Reproduce the data word for word, from its first line through the line that contains "series-point-1 [155,121,159,125]", including both of those lines.

**RECORDS TO PROCESS**
= = = =
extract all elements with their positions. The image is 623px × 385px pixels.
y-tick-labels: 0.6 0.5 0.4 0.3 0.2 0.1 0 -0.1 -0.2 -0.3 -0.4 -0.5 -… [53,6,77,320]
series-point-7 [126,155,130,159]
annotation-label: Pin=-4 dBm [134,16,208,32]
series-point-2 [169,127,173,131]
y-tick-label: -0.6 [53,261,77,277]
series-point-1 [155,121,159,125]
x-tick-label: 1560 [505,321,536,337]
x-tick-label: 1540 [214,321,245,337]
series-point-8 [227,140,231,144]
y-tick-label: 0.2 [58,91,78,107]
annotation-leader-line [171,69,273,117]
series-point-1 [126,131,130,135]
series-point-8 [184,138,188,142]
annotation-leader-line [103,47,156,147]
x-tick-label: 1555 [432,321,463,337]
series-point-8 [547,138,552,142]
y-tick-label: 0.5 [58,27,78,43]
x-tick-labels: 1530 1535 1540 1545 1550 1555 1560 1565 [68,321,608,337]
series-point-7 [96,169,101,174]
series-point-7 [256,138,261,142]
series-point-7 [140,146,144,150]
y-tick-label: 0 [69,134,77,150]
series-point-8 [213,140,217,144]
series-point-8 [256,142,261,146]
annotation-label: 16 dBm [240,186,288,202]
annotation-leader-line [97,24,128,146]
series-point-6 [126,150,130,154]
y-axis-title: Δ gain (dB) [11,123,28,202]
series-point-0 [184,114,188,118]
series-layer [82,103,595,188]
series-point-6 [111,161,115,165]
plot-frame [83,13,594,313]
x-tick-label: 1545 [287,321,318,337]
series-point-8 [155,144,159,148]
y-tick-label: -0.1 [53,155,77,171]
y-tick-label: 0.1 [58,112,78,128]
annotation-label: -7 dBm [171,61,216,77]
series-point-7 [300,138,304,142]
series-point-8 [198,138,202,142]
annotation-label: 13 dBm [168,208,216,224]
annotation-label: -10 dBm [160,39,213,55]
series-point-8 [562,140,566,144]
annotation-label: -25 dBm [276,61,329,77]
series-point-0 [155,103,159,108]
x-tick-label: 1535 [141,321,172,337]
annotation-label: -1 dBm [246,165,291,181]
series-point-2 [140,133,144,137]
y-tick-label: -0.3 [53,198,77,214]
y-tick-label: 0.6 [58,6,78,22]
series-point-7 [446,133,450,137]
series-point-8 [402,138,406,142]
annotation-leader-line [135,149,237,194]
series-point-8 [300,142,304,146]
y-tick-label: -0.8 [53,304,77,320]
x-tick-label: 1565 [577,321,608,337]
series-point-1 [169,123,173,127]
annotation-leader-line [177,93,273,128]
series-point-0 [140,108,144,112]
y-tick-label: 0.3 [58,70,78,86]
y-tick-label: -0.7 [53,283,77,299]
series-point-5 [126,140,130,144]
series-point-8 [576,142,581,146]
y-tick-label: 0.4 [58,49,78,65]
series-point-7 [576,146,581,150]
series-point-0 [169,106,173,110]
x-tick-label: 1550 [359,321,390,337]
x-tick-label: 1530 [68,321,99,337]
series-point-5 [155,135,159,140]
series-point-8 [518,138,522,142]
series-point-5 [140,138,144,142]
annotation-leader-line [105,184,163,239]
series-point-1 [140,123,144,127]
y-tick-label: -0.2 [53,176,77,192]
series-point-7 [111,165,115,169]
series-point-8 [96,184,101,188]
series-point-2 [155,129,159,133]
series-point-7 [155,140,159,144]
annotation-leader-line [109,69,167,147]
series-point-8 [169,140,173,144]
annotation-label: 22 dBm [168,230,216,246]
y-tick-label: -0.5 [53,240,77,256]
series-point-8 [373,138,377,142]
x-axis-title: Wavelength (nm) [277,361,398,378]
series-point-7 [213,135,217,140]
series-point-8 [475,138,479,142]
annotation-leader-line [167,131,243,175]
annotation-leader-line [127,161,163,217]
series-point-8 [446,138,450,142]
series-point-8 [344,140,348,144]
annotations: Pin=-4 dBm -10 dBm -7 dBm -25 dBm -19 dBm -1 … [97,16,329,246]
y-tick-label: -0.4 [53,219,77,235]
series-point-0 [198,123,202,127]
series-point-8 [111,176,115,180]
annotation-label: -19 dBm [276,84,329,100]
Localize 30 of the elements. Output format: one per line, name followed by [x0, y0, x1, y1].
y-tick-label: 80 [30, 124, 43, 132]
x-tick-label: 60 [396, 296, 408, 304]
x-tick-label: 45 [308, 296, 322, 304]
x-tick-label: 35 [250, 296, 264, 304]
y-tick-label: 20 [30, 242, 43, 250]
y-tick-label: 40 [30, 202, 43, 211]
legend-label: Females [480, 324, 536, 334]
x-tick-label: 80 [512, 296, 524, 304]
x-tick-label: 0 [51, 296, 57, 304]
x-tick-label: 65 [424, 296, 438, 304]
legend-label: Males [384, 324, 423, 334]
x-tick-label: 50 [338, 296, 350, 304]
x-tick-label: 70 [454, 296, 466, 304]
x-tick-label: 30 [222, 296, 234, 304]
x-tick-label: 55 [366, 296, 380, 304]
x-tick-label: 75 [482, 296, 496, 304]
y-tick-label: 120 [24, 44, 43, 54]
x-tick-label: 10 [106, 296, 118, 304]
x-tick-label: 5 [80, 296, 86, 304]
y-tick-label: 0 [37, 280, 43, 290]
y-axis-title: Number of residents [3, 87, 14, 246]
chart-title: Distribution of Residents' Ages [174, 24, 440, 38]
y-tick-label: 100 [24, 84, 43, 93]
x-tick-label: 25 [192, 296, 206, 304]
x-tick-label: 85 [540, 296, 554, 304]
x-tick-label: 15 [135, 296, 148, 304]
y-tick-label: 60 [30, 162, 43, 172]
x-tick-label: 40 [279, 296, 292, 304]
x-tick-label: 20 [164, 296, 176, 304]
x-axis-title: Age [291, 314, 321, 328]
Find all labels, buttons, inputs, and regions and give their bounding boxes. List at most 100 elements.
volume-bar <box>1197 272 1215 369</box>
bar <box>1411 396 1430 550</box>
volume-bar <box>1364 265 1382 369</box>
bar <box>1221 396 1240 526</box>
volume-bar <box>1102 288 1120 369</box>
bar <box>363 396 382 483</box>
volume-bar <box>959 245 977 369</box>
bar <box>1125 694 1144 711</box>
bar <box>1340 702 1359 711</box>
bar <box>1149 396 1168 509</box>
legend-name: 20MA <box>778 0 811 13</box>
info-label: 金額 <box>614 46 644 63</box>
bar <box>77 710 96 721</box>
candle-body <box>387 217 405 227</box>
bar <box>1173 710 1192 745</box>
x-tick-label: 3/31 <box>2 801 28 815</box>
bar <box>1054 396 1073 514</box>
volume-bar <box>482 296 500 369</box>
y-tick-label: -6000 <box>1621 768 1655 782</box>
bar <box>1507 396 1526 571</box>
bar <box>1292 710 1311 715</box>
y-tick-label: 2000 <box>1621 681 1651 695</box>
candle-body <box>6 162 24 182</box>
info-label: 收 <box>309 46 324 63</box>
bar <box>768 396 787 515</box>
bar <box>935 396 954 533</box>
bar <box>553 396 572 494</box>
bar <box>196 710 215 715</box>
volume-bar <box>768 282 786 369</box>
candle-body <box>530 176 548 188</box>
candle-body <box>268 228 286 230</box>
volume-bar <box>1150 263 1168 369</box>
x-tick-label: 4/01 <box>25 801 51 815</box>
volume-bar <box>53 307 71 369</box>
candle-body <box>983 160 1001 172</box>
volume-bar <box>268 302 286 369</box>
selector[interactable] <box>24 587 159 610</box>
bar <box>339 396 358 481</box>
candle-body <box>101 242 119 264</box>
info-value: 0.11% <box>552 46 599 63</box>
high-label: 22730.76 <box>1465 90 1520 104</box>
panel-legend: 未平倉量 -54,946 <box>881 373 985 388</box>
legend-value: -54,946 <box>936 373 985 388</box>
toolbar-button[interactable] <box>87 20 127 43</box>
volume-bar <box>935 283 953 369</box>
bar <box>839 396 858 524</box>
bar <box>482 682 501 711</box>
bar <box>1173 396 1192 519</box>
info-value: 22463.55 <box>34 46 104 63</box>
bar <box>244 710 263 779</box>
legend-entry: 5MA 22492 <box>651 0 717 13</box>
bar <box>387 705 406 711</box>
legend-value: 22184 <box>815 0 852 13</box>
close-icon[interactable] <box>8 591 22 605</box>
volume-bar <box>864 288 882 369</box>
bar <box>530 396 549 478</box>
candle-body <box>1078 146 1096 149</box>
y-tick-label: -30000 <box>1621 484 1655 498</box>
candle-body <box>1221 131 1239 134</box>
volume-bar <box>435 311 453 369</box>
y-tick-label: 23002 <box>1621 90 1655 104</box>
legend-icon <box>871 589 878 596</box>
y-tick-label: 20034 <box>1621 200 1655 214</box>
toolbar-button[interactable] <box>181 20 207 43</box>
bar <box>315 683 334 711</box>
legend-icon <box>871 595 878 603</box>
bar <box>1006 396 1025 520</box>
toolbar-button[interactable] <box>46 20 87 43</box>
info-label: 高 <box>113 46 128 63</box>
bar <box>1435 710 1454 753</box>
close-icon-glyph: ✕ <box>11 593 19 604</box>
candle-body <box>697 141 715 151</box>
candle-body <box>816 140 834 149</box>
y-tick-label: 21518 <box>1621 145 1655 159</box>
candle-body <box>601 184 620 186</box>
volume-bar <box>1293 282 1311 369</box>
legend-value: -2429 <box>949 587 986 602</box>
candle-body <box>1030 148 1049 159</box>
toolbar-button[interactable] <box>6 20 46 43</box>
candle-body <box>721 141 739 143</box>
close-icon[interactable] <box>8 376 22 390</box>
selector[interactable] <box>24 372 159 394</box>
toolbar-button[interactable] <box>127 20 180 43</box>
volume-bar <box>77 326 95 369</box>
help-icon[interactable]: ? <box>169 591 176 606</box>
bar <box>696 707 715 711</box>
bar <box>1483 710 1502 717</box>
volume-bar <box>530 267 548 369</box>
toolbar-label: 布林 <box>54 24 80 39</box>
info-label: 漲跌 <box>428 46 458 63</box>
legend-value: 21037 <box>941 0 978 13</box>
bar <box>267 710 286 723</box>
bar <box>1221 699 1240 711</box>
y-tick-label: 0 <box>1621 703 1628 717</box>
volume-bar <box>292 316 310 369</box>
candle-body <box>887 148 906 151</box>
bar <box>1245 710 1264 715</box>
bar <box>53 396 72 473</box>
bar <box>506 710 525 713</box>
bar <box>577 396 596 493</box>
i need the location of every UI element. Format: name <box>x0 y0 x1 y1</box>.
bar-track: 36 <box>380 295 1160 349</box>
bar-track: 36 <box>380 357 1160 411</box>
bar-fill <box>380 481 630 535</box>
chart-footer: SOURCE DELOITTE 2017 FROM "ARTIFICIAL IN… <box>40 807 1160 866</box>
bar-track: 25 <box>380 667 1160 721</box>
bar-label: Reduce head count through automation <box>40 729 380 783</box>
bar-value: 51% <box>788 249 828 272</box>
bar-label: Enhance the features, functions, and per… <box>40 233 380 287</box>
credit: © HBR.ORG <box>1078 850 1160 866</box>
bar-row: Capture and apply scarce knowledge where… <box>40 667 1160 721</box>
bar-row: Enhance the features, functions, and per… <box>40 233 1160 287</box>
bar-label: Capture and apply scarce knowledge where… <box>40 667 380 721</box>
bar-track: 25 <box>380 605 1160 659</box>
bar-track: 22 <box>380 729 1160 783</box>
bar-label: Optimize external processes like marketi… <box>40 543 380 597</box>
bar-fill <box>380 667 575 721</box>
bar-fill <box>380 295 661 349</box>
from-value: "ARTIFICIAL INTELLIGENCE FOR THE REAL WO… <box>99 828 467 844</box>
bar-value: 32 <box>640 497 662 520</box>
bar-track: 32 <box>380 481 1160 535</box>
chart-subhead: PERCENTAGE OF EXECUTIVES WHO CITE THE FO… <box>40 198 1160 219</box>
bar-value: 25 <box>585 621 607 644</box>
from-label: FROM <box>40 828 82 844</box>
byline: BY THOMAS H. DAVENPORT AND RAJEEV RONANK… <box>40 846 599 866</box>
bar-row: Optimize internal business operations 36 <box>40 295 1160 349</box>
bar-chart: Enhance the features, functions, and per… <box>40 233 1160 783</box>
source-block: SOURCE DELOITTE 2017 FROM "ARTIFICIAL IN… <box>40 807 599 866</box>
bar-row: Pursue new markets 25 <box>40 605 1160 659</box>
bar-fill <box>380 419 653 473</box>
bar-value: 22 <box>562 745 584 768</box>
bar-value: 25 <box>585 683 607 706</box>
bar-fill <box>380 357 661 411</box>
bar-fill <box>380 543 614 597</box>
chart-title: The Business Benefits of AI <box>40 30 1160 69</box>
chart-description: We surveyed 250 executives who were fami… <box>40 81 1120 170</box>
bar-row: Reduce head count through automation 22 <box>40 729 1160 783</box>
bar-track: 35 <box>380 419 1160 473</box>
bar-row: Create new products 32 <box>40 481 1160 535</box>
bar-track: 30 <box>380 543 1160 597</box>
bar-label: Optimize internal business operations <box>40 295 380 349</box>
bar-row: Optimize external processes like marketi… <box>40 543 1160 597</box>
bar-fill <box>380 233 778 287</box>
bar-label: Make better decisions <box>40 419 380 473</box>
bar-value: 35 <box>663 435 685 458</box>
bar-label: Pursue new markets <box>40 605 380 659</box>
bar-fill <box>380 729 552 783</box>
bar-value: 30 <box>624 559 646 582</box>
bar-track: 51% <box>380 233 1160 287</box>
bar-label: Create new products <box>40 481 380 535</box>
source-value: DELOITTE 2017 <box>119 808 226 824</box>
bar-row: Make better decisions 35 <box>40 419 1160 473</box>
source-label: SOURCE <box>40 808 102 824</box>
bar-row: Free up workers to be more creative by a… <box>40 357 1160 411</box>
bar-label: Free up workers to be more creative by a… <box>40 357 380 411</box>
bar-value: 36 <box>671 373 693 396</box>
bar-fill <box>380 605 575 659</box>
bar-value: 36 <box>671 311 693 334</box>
= = = =
**TASK SOLUTION**
extract all elements with their positions. The image is 623px × 385px pixels.
y-tick-labels: 0.6 0.5 0.4 0.3 0.2 0.1 0 -0.1 -0.2 -0.3 -0.4 -0.5 -… [53,6,77,320]
series-point-7 [126,155,130,159]
annotation-label: Pin=-4 dBm [134,16,208,32]
series-point-2 [169,127,173,131]
y-tick-label: -0.6 [53,261,77,277]
series-point-1 [155,121,159,125]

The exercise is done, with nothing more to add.